Give the material below as a two-column CSV with the headers "description" and "locations", one row per item. Put the text in the first column and its answer in the second, each in a single quoted field with line breaks replaced by spaces, and leave out the pictures.

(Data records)

══════════════════════════════

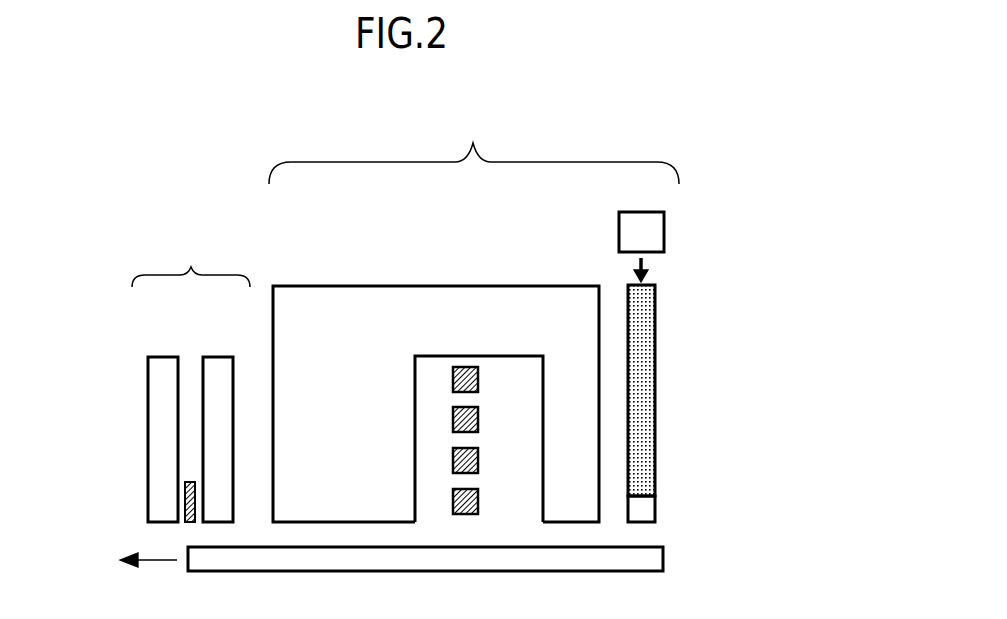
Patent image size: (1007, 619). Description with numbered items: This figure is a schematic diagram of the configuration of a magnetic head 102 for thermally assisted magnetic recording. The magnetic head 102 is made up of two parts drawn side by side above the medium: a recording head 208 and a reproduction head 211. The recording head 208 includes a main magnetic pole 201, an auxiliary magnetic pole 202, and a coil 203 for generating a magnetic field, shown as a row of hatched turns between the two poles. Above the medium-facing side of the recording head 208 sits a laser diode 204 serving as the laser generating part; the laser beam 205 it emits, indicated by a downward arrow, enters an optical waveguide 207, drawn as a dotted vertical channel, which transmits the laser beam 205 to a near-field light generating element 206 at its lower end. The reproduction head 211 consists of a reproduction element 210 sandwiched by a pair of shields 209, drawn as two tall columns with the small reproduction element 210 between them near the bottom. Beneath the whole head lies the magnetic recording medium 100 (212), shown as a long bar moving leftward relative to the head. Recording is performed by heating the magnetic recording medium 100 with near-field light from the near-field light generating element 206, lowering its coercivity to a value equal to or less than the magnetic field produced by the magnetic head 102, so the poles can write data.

The magnetic head 102 is at (122, 205).
The main magnetic pole 201 is at (580, 461).
The auxiliary magnetic pole 202 is at (388, 425).
The coil 203 is at (478, 382).
The laser diode 204 is at (657, 233).
The laser beam 205 is at (648, 264).
The near-field light generating element 206 is at (647, 509).
The optical waveguide 207 is at (648, 312).
The recording head 208 is at (474, 148).
The shields 209 is at (217, 358).
The reproduction element 210 is at (186, 500).
The reproduction head 211 is at (191, 263).
The magnetic recording medium 212 is at (648, 560).
The magnetic recording medium 100 is at (425, 559).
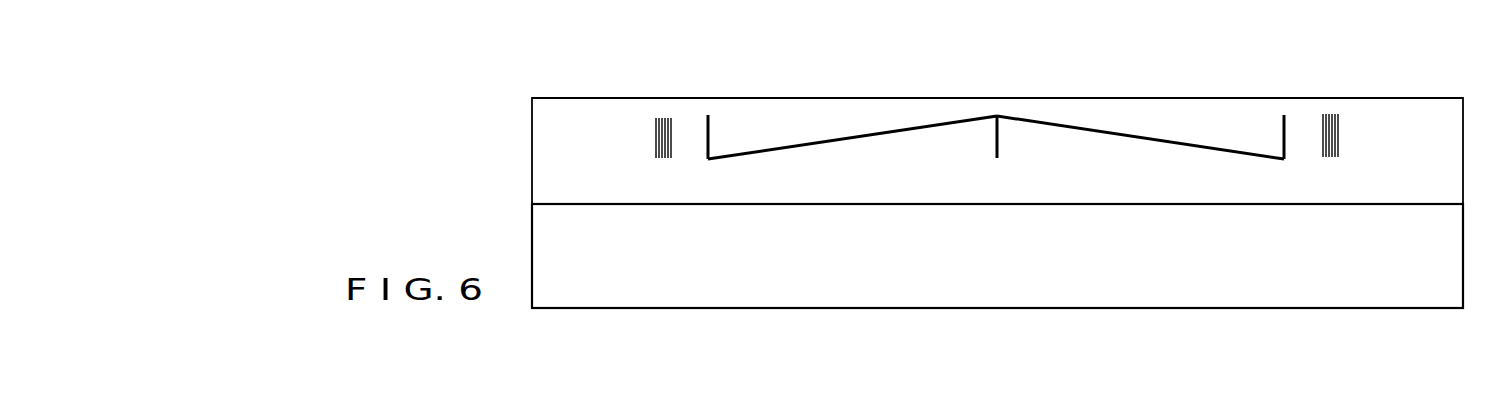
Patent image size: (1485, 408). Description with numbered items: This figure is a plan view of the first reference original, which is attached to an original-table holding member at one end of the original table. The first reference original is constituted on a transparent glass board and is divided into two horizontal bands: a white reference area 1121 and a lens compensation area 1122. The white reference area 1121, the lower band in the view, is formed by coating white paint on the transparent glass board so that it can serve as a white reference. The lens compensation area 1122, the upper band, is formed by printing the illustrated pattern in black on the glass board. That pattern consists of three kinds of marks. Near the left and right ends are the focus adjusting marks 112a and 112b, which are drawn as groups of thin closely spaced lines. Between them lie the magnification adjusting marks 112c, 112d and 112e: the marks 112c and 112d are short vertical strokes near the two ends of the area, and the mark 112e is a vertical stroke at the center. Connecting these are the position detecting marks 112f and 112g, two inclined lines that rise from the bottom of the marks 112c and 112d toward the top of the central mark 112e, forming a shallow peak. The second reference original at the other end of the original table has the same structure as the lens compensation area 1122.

The white reference area 1121 is at (1040, 308).
The lens compensation area 1122 is at (1152, 98).
The focus adjusting mark 112a is at (667, 110).
The focus adjusting mark 112b is at (1338, 118).
The magnification adjusting mark 112c is at (711, 121).
The magnification adjusting mark 112d is at (1286, 120).
The magnification adjusting mark 112e is at (999, 142).
The position detecting mark 112f is at (873, 133).
The position detecting mark 112g is at (1087, 130).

══════════════════════════════

Output of the task.
description,locations
"Patent image size: (1007, 619). Description with numbered items: This figure is a schematic diagram of the configuration of a magnetic head 102 for thermally assisted magnetic recording. The magnetic head 102 is made up of two parts drawn side by side above the medium: a recording head 208 and a reproduction head 211. The recording head 208 includes a main magnetic pole 201, an auxiliary magnetic pole 202, and a coil 203 for generating a magnetic field, shown as a row of hatched turns between the two poles. Above the medium-facing side of the recording head 208 sits a laser diode 204 serving as the laser generating part; the laser beam 205 it emits, indicated by a downward arrow, enters an optical waveguide 207, drawn as a dotted vertical channel, which transmits the laser beam 205 to a near-field light generating element 206 at its lower end. The reproduction head 211 consists of a reproduction element 210 sandwiched by a pair of shields 209, drawn as two tall columns with the small reproduction element 210 between them near the bottom. Beneath the whole head lies the magnetic recording medium 100 (212), shown as a long bar moving leftward relative to the head. Recording is performed by heating the magnetic recording medium 100 with near-field light from the near-field light generating element 206, lowering its coercivity to a value equal to or less than the magnetic field produced by the magnetic head 102, so the poles can write data.","The magnetic head 102 is at (122, 205). The main magnetic pole 201 is at (580, 461). The auxiliary magnetic pole 202 is at (388, 425). The coil 203 is at (478, 382). The laser diode 204 is at (657, 233). The laser beam 205 is at (648, 264). The near-field light generating element 206 is at (647, 509). The optical waveguide 207 is at (648, 312). The recording head 208 is at (474, 148). The shields 209 is at (217, 358). The reproduction element 210 is at (186, 500). The reproduction head 211 is at (191, 263). The magnetic recording medium 212 is at (648, 560). The magnetic recording medium 100 is at (425, 559)."
"Patent image size: (1485, 408). Description with numbered items: This figure is a plan view of the first reference original, which is attached to an original-table holding member at one end of the original table. The first reference original is constituted on a transparent glass board and is divided into two horizontal bands: a white reference area 1121 and a lens compensation area 1122. The white reference area 1121, the lower band in the view, is formed by coating white paint on the transparent glass board so that it can serve as a white reference. The lens compensation area 1122, the upper band, is formed by printing the illustrated pattern in black on the glass board. That pattern consists of three kinds of marks. Near the left and right ends are the focus adjusting marks 112a and 112b, which are drawn as groups of thin closely spaced lines. Between them lie the magnification adjusting marks 112c, 112d and 112e: the marks 112c and 112d are short vertical strokes near the two ends of the area, and the mark 112e is a vertical stroke at the center. Connecting these are the position detecting marks 112f and 112g, two inclined lines that rise from the bottom of the marks 112c and 112d toward the top of the central mark 112e, forming a shallow peak. The second reference original at the other end of the original table has the same structure as the lens compensation area 1122.","The white reference area 1121 is at (1040, 308). The lens compensation area 1122 is at (1152, 98). The focus adjusting mark 112a is at (667, 110). The focus adjusting mark 112b is at (1338, 118). The magnification adjusting mark 112c is at (711, 121). The magnification adjusting mark 112d is at (1286, 120). The magnification adjusting mark 112e is at (999, 142). The position detecting mark 112f is at (873, 133). The position detecting mark 112g is at (1087, 130)."